What you need to do
In the copy, include every entry exactly but none of the images.

Collected data entries:
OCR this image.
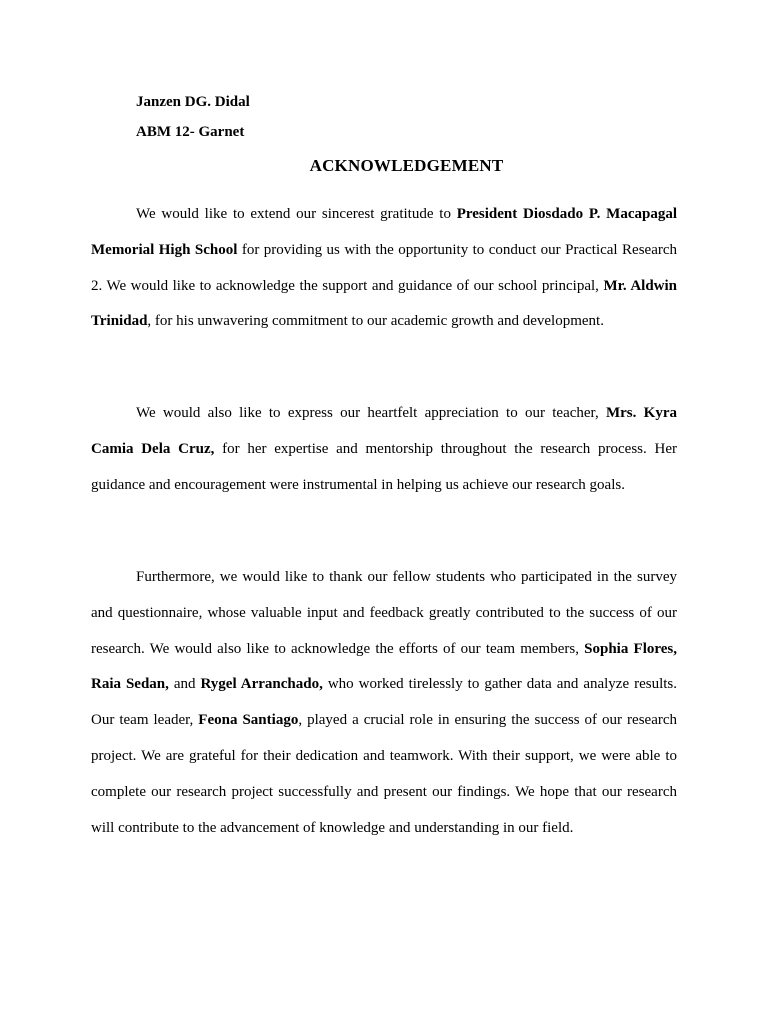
Janzen DG. Didal
ABM 12- Garnet
ACKNOWLEDGEMENT

We would like to extend our sincerest gratitude to President Diosdado P. Macapagal Memorial High School for providing us with the opportunity to conduct our Practical Research 2. We would like to acknowledge the support and guidance of our school principal, Mr. Aldwin Trinidad, for his unwavering commitment to our academic growth and development.

We would also like to express our heartfelt appreciation to our teacher, Mrs. Kyra Camia Dela Cruz, for her expertise and mentorship throughout the research process. Her guidance and encouragement were instrumental in helping us achieve our research goals.

Furthermore, we would like to thank our fellow students who participated in the survey and questionnaire, whose valuable input and feedback greatly contributed to the success of our research. We would also like to acknowledge the efforts of our team members, Sophia Flores, Raia Sedan, and Rygel Arranchado, who worked tirelessly to gather data and analyze results. Our team leader, Feona Santiago, played a crucial role in ensuring the success of our research project. We are grateful for their dedication and teamwork. With their support, we were able to complete our research project successfully and present our findings. We hope that our research will contribute to the advancement of knowledge and understanding in our field.
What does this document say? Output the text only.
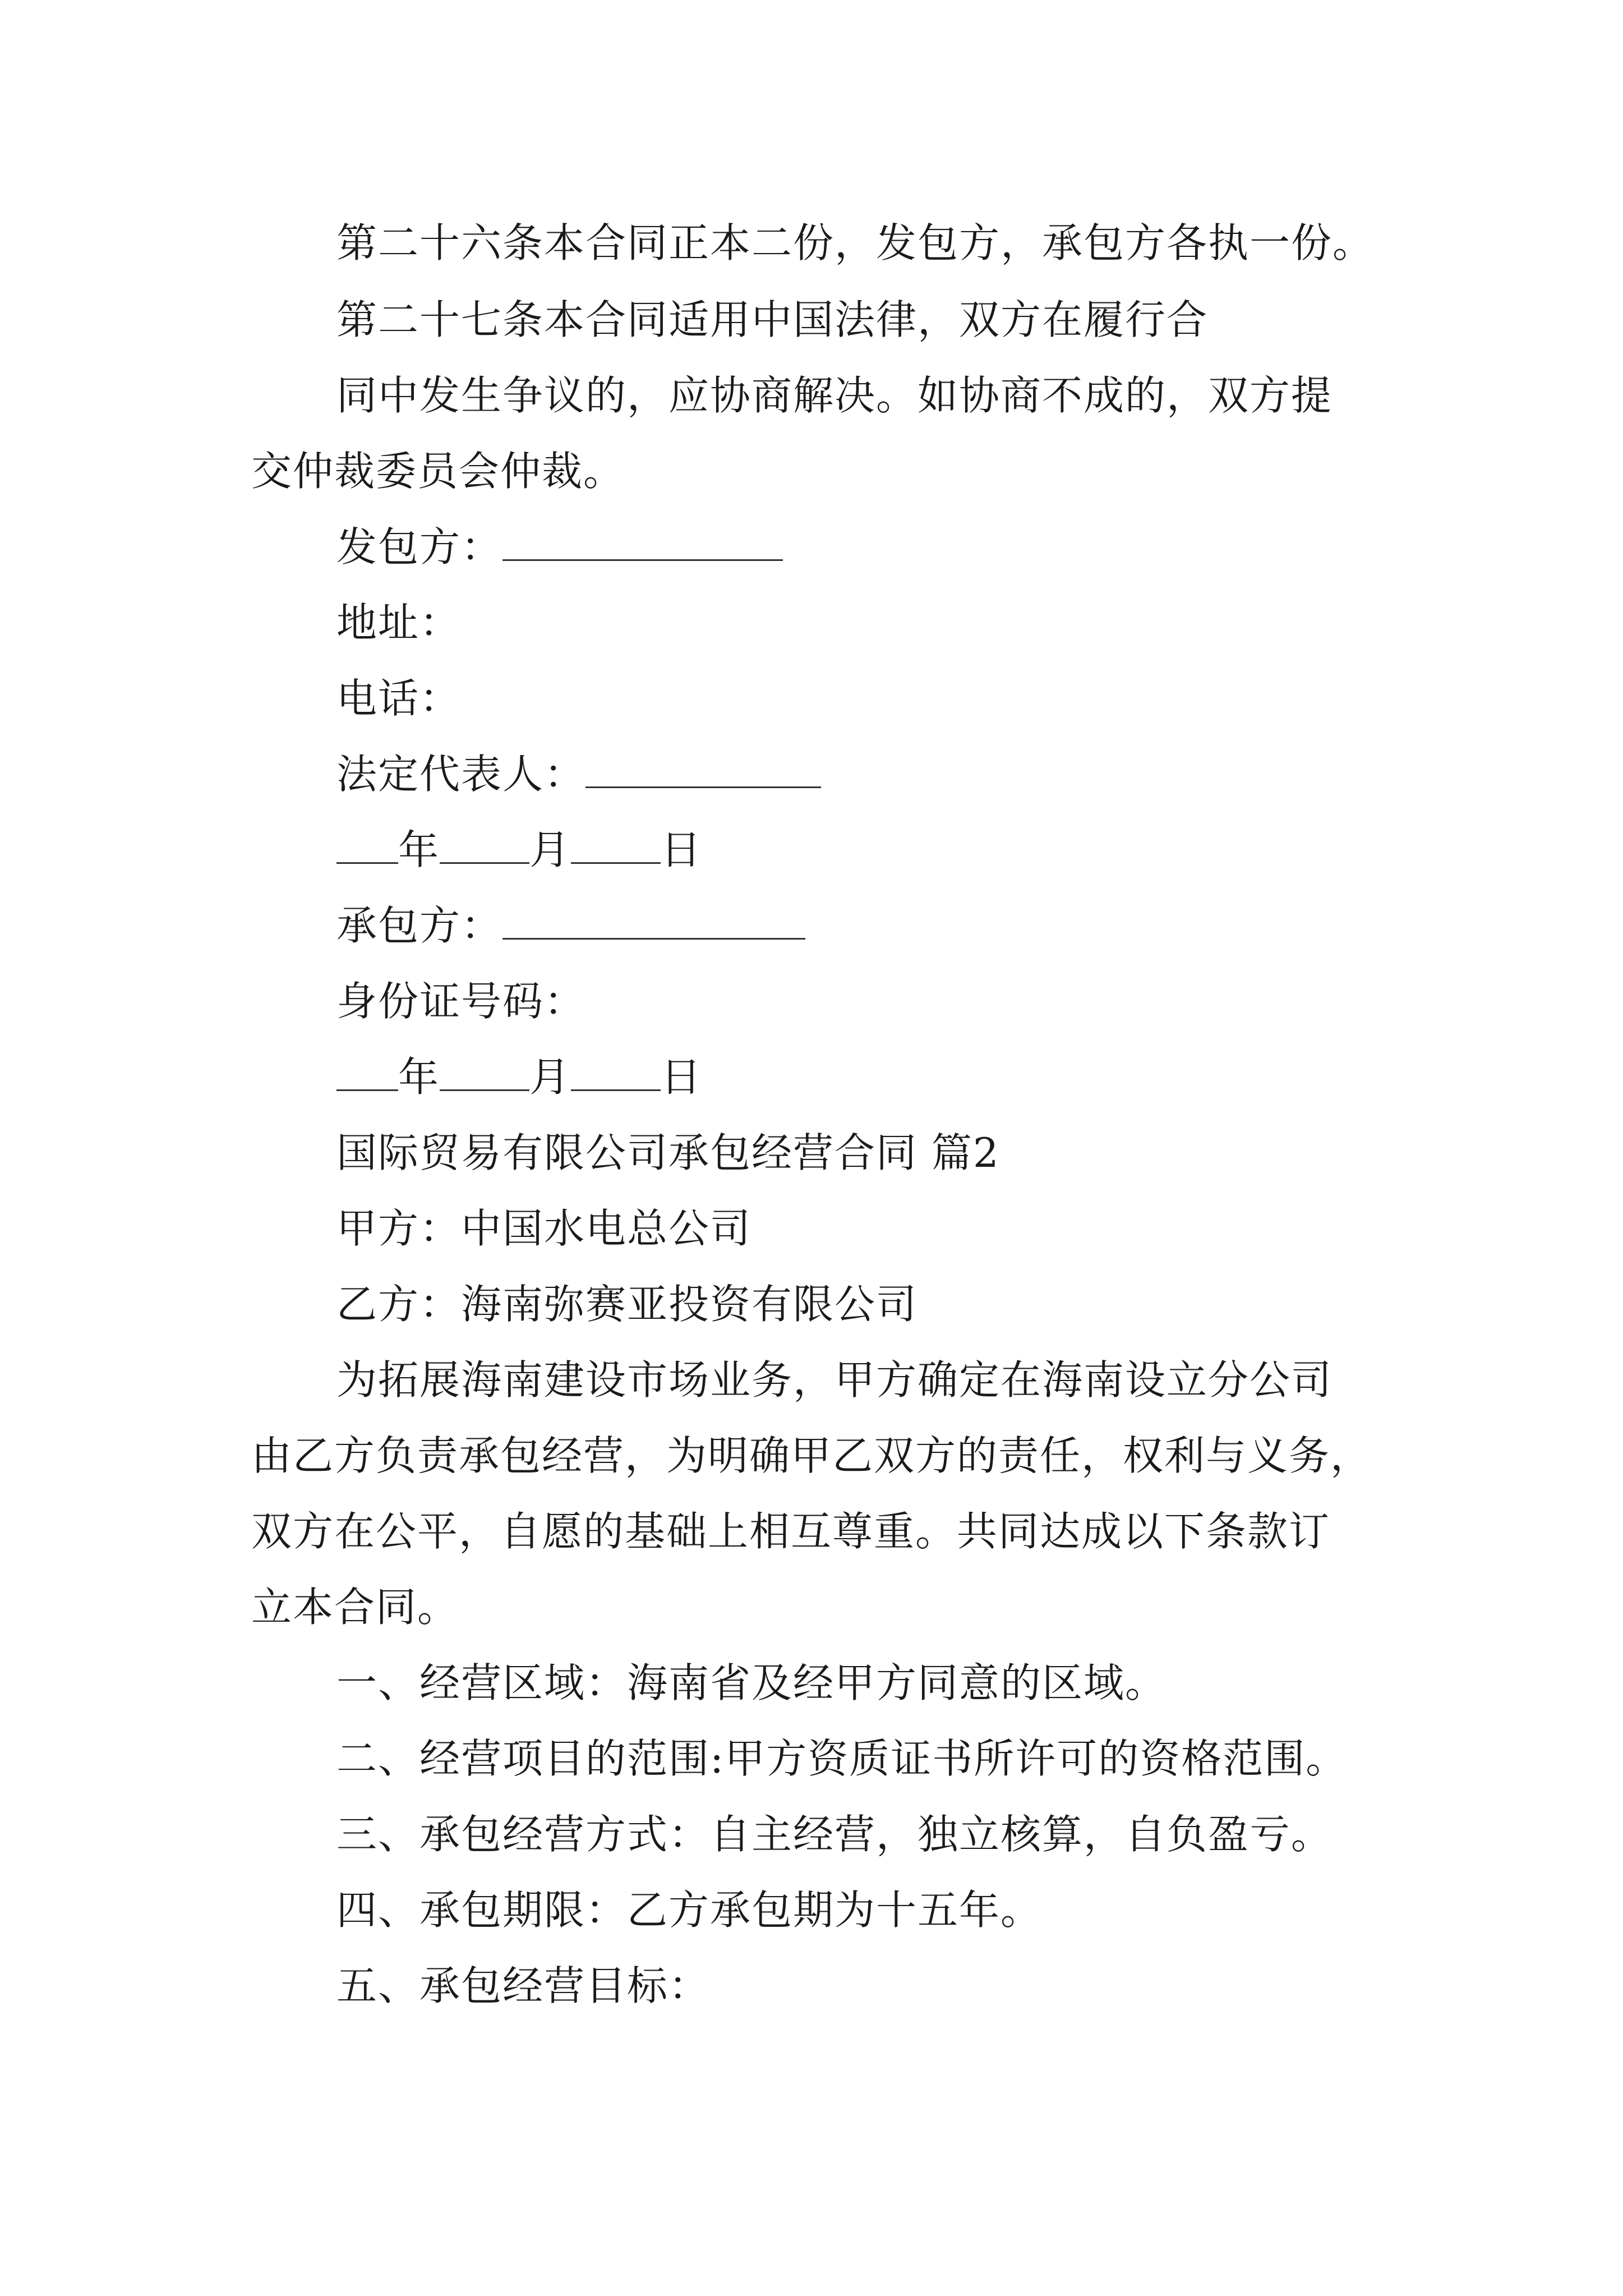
第二十六条本合同正本二份，发包方，承包方各执一份。
第二十七条本合同适用中国法律，双方在履行合
同中发生争议的，应协商解决。如协商不成的，双方提
交仲裁委员会仲裁。
发包方：
地址：
电话：
法定代表人：
年 月 日
承包方：
身份证号码：
年 月 日
国际贸易有限公司承包经营合同 篇2
甲方：中国水电总公司
乙方：海南弥赛亚投资有限公司
为拓展海南建设市场业务，甲方确定在海南设立分公司
由乙方负责承包经营，为明确甲乙双方的责任，权利与义务，
双方在公平，自愿的基础上相互尊重。共同达成以下条款订
立本合同。
一、经营区域：海南省及经甲方同意的区域。
二、经营项目的范围:甲方资质证书所许可的资格范围。
三、承包经营方式：自主经营，独立核算，自负盈亏。
四、承包期限：乙方承包期为十五年。
五、承包经营目标：
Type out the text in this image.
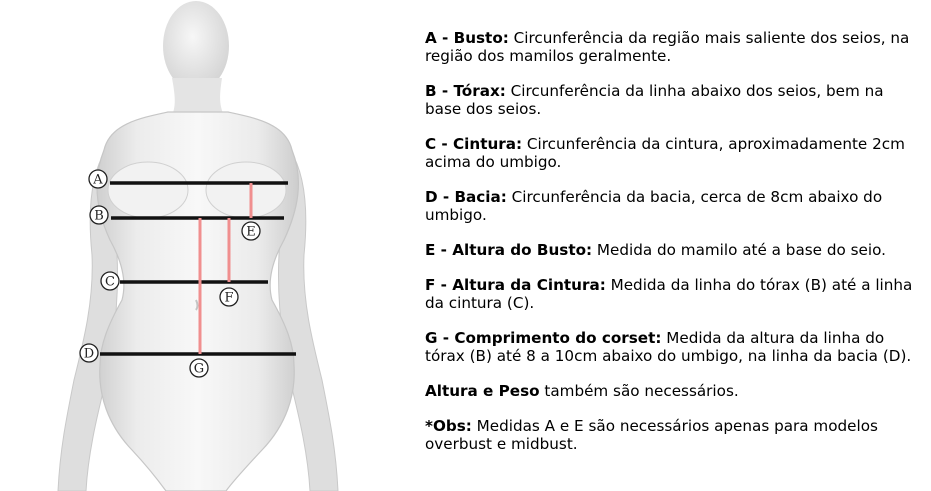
A
B
C
D
E
F
G
A - Busto: Circunferência da região mais saliente dos seios, na região dos mamilos geralmente.
B - Tórax: Circunferência da linha abaixo dos seios, bem na base dos seios.
C - Cintura: Circunferência da cintura, aproximadamente 2cm acima do umbigo.
D - Bacia: Circunferência da bacia, cerca de 8cm abaixo do umbigo.
E - Altura do Busto: Medida do mamilo até a base do seio.
F - Altura da Cintura: Medida da linha do tórax (B) até a linha da cintura (C).
G - Comprimento do corset: Medida da altura da linha do tórax (B) até 8 a 10cm abaixo do umbigo, na linha da bacia (D).
Altura e Peso também são necessários.
*Obs: Medidas A e E são necessários apenas para modelos overbust e midbust.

Solution to this task
OCR this image.
Janzen DG. Didal
ABM 12- Garnet
ACKNOWLEDGEMENT

We would like to extend our sincerest gratitude to President Diosdado P. Macapagal Memorial High School for providing us with the opportunity to conduct our Practical Research 2. We would like to acknowledge the support and guidance of our school principal, Mr. Aldwin Trinidad, for his unwavering commitment to our academic growth and development.

We would also like to express our heartfelt appreciation to our teacher, Mrs. Kyra Camia Dela Cruz, for her expertise and mentorship throughout the research process. Her guidance and encouragement were instrumental in helping us achieve our research goals.

Furthermore, we would like to thank our fellow students who participated in the survey and questionnaire, whose valuable input and feedback greatly contributed to the success of our research. We would also like to acknowledge the efforts of our team members, Sophia Flores, Raia Sedan, and Rygel Arranchado, who worked tirelessly to gather data and analyze results. Our team leader, Feona Santiago, played a crucial role in ensuring the success of our research project. We are grateful for their dedication and teamwork. With their support, we were able to complete our research project successfully and present our findings. We hope that our research will contribute to the advancement of knowledge and understanding in our field.
What does this document say? Output the text only.
第二十六条本合同正本二份，发包方，承包方各执一份。
第二十七条本合同适用中国法律，双方在履行合
同中发生争议的，应协商解决。如协商不成的，双方提
交仲裁委员会仲裁。
发包方：
地址：
电话：
法定代表人：
年 月 日
承包方：
身份证号码：
年 月 日
国际贸易有限公司承包经营合同 篇2
甲方：中国水电总公司
乙方：海南弥赛亚投资有限公司
为拓展海南建设市场业务，甲方确定在海南设立分公司
由乙方负责承包经营，为明确甲乙双方的责任，权利与义务，
双方在公平，自愿的基础上相互尊重。共同达成以下条款订
立本合同。
一、经营区域：海南省及经甲方同意的区域。
二、经营项目的范围:甲方资质证书所许可的资格范围。
三、承包经营方式：自主经营，独立核算，自负盈亏。
四、承包期限：乙方承包期为十五年。
五、承包经营目标：
Type out the text in this image.
A
B
C
D
E
F
G
A - Busto: Circunferência da região mais saliente dos seios, na região dos mamilos geralmente.
B - Tórax: Circunferência da linha abaixo dos seios, bem na base dos seios.
C - Cintura: Circunferência da cintura, aproximadamente 2cm acima do umbigo.
D - Bacia: Circunferência da bacia, cerca de 8cm abaixo do umbigo.
E - Altura do Busto: Medida do mamilo até a base do seio.
F - Altura da Cintura: Medida da linha do tórax (B) até a linha da cintura (C).
G - Comprimento do corset: Medida da altura da linha do tórax (B) até 8 a 10cm abaixo do umbigo, na linha da bacia (D).
Altura e Peso também são necessários.
*Obs: Medidas A e E são necessários apenas para modelos overbust e midbust.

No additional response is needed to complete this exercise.